◆ Requirements ◆
Check each line of the data below for the word "this", then extract the ones that have it.

[Entries with figure data]
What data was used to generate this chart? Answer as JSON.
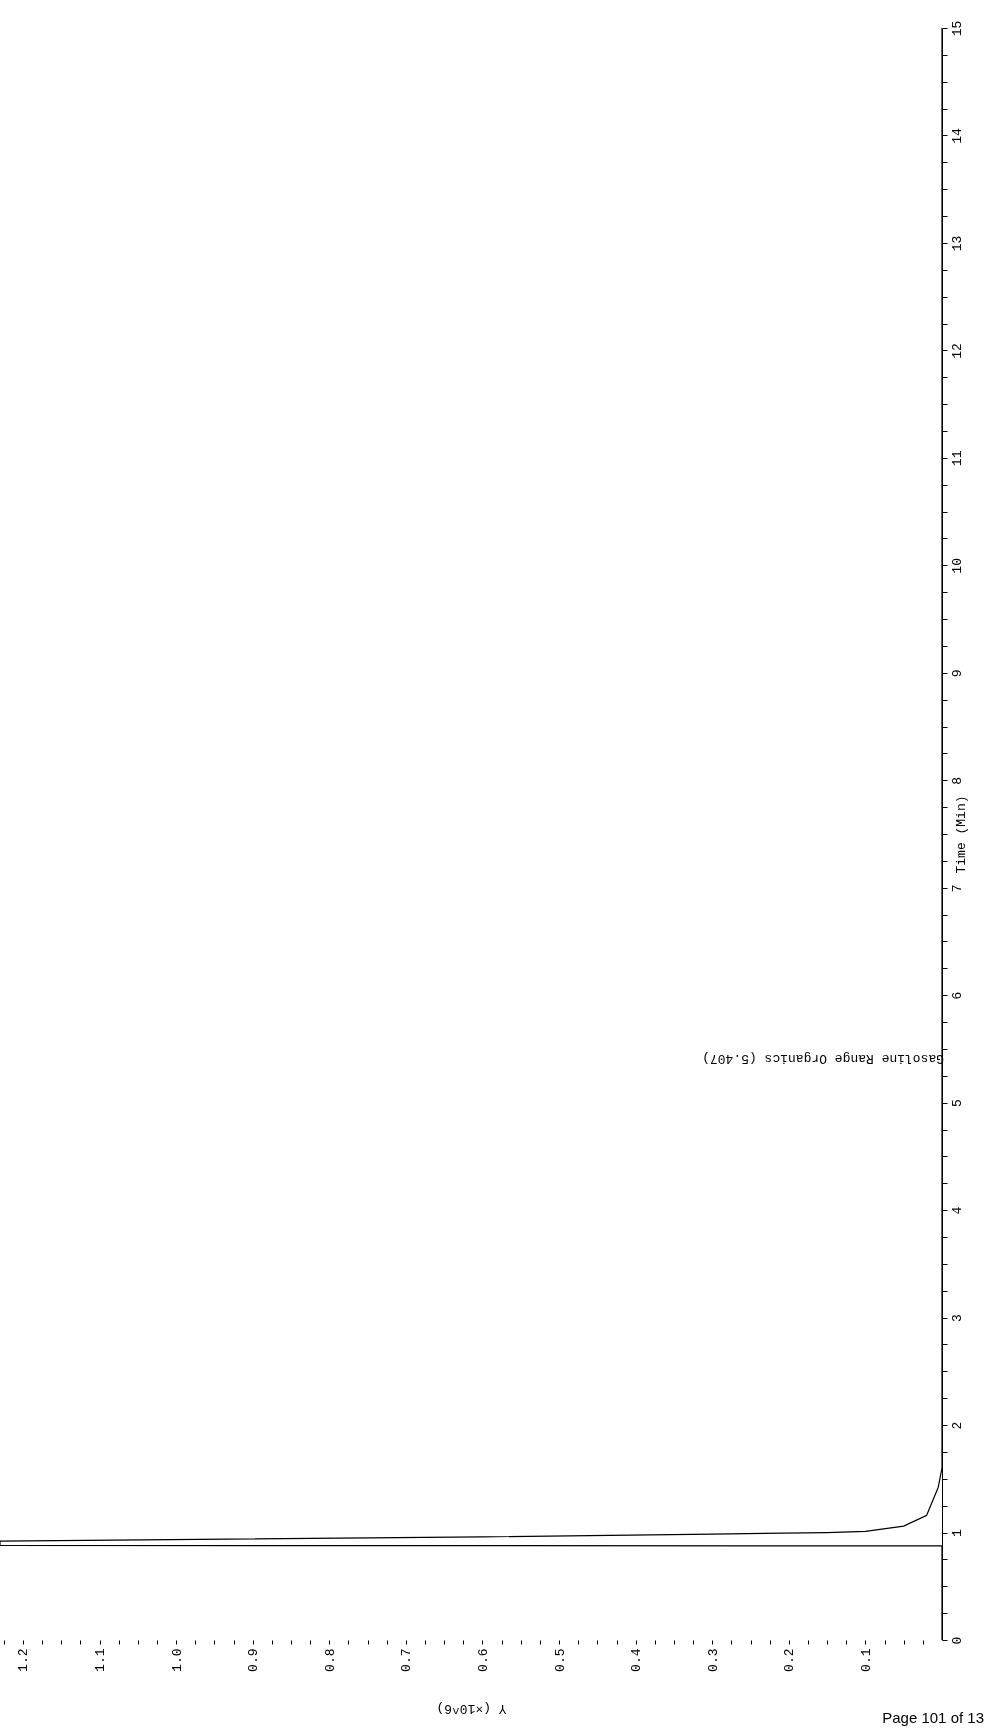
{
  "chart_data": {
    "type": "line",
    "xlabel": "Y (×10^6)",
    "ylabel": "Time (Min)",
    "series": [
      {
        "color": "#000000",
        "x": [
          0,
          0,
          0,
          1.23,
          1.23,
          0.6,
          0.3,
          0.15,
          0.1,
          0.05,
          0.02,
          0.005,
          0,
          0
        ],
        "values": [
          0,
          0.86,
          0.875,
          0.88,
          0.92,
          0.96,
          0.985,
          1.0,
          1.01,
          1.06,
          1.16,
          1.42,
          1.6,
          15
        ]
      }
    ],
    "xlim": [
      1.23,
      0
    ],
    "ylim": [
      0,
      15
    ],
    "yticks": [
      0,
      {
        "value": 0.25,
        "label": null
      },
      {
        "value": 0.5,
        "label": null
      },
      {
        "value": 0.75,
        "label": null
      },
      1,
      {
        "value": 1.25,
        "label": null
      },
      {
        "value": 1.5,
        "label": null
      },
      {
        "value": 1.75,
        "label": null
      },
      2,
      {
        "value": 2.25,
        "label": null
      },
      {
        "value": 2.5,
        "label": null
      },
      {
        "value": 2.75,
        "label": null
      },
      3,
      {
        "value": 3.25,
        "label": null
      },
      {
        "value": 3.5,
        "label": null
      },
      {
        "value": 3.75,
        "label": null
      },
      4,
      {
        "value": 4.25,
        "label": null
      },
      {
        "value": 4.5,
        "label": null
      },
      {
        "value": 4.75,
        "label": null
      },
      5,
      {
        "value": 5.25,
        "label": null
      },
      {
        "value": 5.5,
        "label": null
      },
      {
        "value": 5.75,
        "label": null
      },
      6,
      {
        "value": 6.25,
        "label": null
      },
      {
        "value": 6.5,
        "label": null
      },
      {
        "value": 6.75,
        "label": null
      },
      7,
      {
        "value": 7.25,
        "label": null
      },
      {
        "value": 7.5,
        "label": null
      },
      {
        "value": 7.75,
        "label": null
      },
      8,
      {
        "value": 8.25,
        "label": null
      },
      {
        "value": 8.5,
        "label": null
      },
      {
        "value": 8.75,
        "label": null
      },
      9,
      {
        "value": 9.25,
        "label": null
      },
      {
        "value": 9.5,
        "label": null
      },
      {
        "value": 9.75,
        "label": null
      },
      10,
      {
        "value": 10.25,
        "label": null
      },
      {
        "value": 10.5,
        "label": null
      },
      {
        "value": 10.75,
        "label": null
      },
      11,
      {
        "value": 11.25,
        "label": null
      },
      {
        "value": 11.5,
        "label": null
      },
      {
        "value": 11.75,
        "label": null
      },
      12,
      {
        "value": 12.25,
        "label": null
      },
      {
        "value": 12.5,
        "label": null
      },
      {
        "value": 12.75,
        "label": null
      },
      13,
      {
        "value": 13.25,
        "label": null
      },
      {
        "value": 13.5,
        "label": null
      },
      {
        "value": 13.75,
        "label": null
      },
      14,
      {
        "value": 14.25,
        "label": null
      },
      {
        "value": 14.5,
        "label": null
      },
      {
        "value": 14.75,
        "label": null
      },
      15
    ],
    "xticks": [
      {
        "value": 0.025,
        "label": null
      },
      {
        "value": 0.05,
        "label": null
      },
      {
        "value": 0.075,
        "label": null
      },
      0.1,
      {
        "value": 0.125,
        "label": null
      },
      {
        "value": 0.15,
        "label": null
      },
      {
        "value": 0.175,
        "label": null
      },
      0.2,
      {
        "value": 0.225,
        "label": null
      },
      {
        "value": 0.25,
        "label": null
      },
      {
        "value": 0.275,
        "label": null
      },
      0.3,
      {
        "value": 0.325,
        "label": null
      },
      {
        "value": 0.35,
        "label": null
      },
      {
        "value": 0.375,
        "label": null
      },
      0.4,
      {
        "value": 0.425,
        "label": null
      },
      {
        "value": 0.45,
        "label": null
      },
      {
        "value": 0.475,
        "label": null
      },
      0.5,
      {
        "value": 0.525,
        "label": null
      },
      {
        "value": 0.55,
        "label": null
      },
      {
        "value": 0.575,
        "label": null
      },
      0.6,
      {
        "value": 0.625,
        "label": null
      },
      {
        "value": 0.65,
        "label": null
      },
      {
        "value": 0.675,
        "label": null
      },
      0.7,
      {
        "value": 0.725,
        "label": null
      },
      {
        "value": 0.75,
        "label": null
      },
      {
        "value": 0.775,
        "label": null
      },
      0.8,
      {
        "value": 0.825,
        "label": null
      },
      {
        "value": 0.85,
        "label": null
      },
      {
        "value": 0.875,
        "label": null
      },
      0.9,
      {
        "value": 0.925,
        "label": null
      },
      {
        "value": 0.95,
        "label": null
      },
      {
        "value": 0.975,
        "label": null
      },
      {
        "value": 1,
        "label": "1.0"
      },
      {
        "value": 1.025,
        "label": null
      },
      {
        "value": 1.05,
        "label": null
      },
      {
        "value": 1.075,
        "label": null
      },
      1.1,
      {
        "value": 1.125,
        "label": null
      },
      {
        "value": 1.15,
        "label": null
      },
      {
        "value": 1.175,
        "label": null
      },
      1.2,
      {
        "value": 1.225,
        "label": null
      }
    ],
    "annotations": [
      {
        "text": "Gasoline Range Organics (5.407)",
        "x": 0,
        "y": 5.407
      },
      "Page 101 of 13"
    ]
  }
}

--

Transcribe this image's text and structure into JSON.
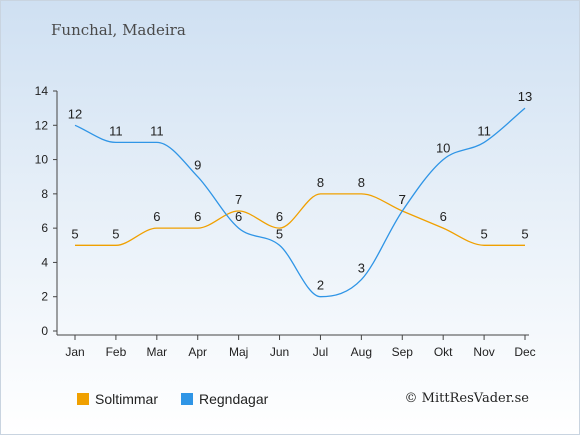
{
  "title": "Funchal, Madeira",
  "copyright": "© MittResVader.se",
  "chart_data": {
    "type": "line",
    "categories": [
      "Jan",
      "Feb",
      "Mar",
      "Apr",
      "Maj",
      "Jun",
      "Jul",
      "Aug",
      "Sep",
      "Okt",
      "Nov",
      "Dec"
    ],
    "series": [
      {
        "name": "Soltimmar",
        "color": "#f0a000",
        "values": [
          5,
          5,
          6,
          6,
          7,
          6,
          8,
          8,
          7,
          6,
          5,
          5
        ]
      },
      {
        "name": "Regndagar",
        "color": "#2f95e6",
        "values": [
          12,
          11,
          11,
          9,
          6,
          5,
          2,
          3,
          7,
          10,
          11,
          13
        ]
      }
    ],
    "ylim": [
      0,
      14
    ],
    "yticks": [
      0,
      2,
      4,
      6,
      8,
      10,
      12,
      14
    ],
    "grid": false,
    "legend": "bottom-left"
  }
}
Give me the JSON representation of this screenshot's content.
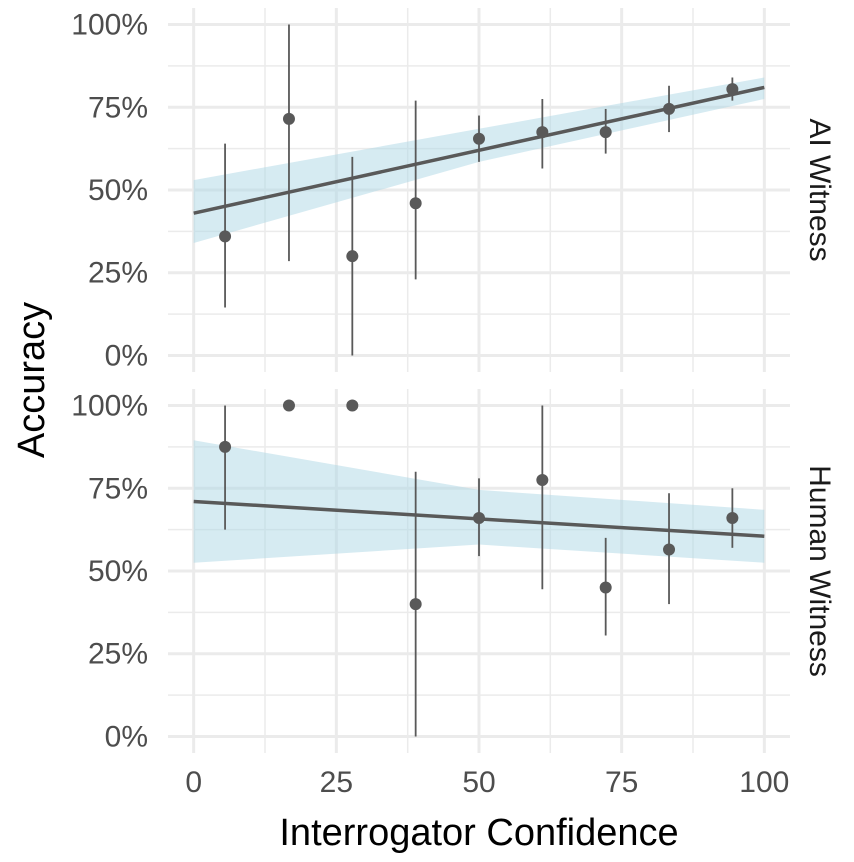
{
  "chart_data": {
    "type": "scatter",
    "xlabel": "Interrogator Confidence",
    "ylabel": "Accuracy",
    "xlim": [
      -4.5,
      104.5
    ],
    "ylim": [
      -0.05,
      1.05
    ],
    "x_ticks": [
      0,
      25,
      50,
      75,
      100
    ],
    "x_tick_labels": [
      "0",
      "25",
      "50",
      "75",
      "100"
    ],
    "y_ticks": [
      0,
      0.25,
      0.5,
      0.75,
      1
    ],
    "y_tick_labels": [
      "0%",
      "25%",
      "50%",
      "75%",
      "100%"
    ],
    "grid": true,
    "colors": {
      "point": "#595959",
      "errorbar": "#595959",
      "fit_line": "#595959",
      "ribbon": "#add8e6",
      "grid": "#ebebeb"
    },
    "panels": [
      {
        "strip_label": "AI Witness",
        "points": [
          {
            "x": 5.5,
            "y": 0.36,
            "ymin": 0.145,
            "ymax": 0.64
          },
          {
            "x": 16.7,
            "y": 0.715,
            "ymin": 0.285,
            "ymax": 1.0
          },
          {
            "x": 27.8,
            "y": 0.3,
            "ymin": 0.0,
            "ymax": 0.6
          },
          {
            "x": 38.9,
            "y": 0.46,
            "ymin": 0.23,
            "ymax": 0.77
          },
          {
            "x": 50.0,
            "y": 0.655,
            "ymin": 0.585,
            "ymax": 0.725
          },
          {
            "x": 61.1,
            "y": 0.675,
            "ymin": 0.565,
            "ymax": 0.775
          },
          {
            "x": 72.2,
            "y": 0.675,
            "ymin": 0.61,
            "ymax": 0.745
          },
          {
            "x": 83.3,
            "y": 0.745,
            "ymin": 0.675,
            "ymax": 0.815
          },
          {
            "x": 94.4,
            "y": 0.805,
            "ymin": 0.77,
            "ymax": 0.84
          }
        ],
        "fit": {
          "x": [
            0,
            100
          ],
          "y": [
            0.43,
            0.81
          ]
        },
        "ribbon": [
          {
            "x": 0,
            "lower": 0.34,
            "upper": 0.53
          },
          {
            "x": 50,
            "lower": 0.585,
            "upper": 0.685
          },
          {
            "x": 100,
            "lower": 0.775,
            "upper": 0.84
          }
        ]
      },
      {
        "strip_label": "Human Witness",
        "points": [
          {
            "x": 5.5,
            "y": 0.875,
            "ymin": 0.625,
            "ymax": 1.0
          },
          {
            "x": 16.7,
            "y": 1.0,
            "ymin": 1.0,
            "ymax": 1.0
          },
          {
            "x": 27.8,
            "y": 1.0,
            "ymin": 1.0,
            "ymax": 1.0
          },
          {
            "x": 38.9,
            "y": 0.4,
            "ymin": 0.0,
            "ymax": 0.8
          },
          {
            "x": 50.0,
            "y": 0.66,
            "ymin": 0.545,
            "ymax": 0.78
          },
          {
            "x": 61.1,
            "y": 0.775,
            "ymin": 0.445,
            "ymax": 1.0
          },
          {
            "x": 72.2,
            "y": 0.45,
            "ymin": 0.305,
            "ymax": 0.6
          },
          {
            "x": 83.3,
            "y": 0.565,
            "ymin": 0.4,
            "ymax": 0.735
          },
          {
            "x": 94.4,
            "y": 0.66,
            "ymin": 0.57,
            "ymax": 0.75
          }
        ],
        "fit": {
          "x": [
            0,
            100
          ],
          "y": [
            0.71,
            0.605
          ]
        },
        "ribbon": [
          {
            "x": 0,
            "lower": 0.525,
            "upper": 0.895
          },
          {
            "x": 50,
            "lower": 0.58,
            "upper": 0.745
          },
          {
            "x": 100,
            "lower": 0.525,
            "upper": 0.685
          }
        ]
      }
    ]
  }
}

◆ Solution to the problem ◆
What data was used to generate this chart? Answer as JSON.
Transcribe this image's text and structure into JSON.
Give me the JSON representation of this screenshot's content.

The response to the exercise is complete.